■ Document segment:

---

|  
 Cracking the Bottlenecks December 12, 2006 - EnergyBiz Magazine Federal regulators are revving up. They’re 
                            preparing to take steps to begin building new transmission 
                            lines, particularly lines that are considered vital 
                            to the national interest. It’s all part of the objectives 
                            of the Energy Policy Act of 2005, which include constructing 
                            a grid that is in tune with a modern economy and a 
                            digital society. Transmission planning has long been 
                            an onerous process.  Intellectually, everyone understands 
                            the need to carry electrons from one point to another 
                            in the most physically and economically efficient 
                            manner possible. But disagreements abound over where 
                            to put the poles and wires that will facilitate that 
                            process. Problems therefore persist, namely tightly 
                            constrained grids that may cause transmission operators 
                            to curtail service.  The Energy Policy Act gives the Federal 
                            Energy Regulatory Commission (FERC) backstop permitting 
                            authority as a way to get important transmission built.

---

■ Region and label listings:
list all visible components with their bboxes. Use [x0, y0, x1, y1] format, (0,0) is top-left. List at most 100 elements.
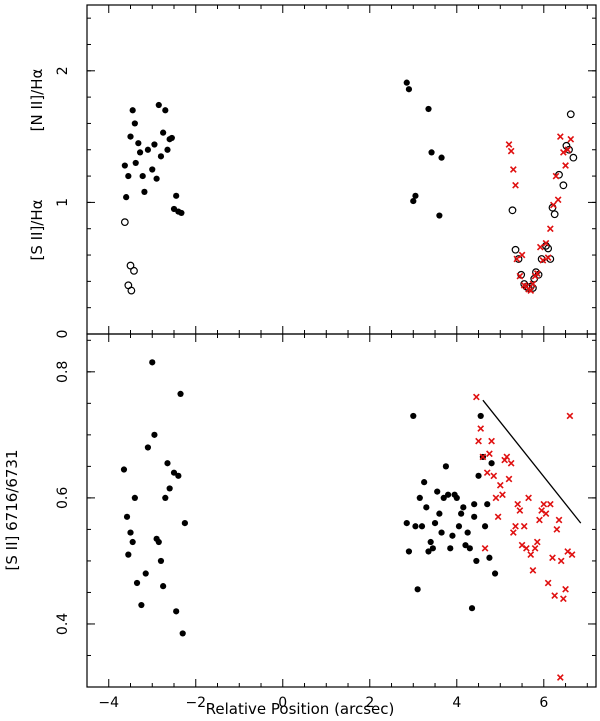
data-point-x-stroke	[536, 516, 543, 524]
data-point-x	[564, 146, 572, 154]
data-point-x	[481, 544, 489, 552]
data-point-filled	[127, 133, 134, 140]
data-point-filled	[149, 166, 156, 173]
data-point-open	[566, 110, 575, 119]
data-point-open	[550, 210, 559, 219]
data-point-open	[514, 255, 523, 263]
data-point-x	[509, 166, 517, 173]
data-point-x	[555, 516, 563, 524]
data-point-x-stroke	[503, 453, 511, 461]
data-point-x-stroke	[554, 196, 562, 204]
data-point-x	[533, 270, 541, 277]
data-point-filled	[471, 513, 478, 520]
data-point-x	[550, 201, 557, 209]
data-point-x	[556, 674, 564, 681]
data-point-filled	[438, 529, 445, 536]
data-point-filled	[125, 551, 132, 558]
data-point-x	[479, 453, 487, 461]
data-point-x-stroke	[490, 472, 498, 480]
y-tick-label: 0.6	[55, 487, 71, 509]
data-point-x-stroke	[516, 272, 524, 280]
data-point-filled	[475, 472, 482, 479]
data-point-filled	[425, 548, 432, 555]
data-point-x-stroke	[553, 526, 561, 533]
data-point-filled	[458, 510, 465, 517]
data-point-x-stroke	[557, 557, 565, 565]
data-point-x-stroke	[539, 256, 547, 264]
data-point-filled	[160, 583, 167, 590]
data-point-filled	[460, 504, 467, 511]
data-point-filled	[178, 209, 185, 217]
data-point-x	[518, 251, 526, 259]
data-point-filled	[444, 491, 452, 498]
x-axis-label: Relative Position (arcsec)	[206, 700, 395, 718]
data-point-filled	[162, 494, 169, 501]
data-point-x	[523, 544, 530, 552]
data-point-x	[488, 437, 495, 445]
data-point-x	[544, 254, 552, 262]
data-point-filled	[488, 460, 495, 467]
data-point-filled	[160, 129, 167, 136]
data-point-x	[499, 491, 506, 499]
data-point-filled	[151, 141, 158, 148]
data-point-x-stroke	[513, 255, 521, 263]
data-point-x	[516, 272, 524, 280]
data-point-filled	[131, 120, 138, 127]
data-point-x-stroke	[518, 541, 526, 549]
data-point-filled	[416, 494, 423, 501]
data-point-x	[514, 500, 522, 508]
data-point-filled	[181, 520, 188, 527]
data-point-x-stroke	[560, 595, 567, 603]
data-point-filled	[403, 79, 410, 86]
data-point-x-stroke	[533, 538, 541, 546]
data-point-open	[130, 266, 138, 275]
data-point-x-stroke	[549, 554, 556, 562]
data-point-x	[533, 538, 541, 546]
data-point-x-stroke	[556, 133, 564, 140]
data-point-x-stroke	[546, 225, 554, 233]
data-point-x-stroke	[562, 585, 569, 593]
data-point-x	[507, 459, 515, 467]
data-point-filled	[410, 412, 417, 420]
data-point-open	[508, 206, 517, 215]
data-point-filled	[464, 529, 471, 536]
data-point-x	[568, 551, 576, 558]
data-point-x	[527, 551, 535, 558]
data-point-filled	[121, 162, 128, 169]
data-point-x	[509, 529, 517, 536]
data-point-x-stroke	[518, 251, 526, 259]
data-point-x-stroke	[555, 516, 563, 524]
data-point-x-stroke	[552, 172, 560, 180]
data-point-filled	[177, 390, 184, 397]
data-point-x	[490, 472, 498, 480]
data-point-x-stroke	[486, 450, 493, 458]
bottom-ylabel: [S II] 6716/6731	[3, 449, 21, 570]
data-point-x	[556, 133, 564, 140]
data-point-filled	[491, 570, 499, 577]
data-point-x	[520, 522, 528, 530]
data-point-filled	[179, 630, 186, 637]
data-point-filled	[127, 529, 134, 536]
data-point-filled	[123, 194, 130, 201]
data-point-open	[120, 218, 129, 227]
data-point-x-stroke	[542, 239, 550, 247]
data-point-filled	[138, 601, 145, 609]
data-point-open	[559, 181, 568, 190]
data-point-x-stroke	[514, 500, 522, 508]
data-point-x	[560, 595, 567, 603]
data-point-x-stroke	[562, 162, 569, 169]
data-point-x	[560, 149, 567, 156]
y-tick-label: 2	[55, 66, 71, 75]
data-point-x-stroke	[550, 201, 557, 209]
data-point-x-stroke	[492, 494, 500, 502]
data-point-filled	[405, 86, 413, 93]
data-point-filled	[155, 101, 162, 109]
data-point-x	[472, 393, 480, 401]
data-point-x-stroke	[551, 592, 559, 599]
data-point-filled	[139, 172, 146, 180]
data-point-filled	[438, 154, 445, 161]
data-point-x-stroke	[567, 135, 575, 143]
data-point-filled	[447, 545, 454, 552]
data-point-x	[525, 494, 532, 502]
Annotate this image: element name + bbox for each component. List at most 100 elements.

---

■ Task requirements: In the article on transmission bottlenecks, what authority does the Energy Policy Act give the Federal Energy Regulatory Commission?

■ Task answer: Backstop permitting authority, as a way to get important transmission built.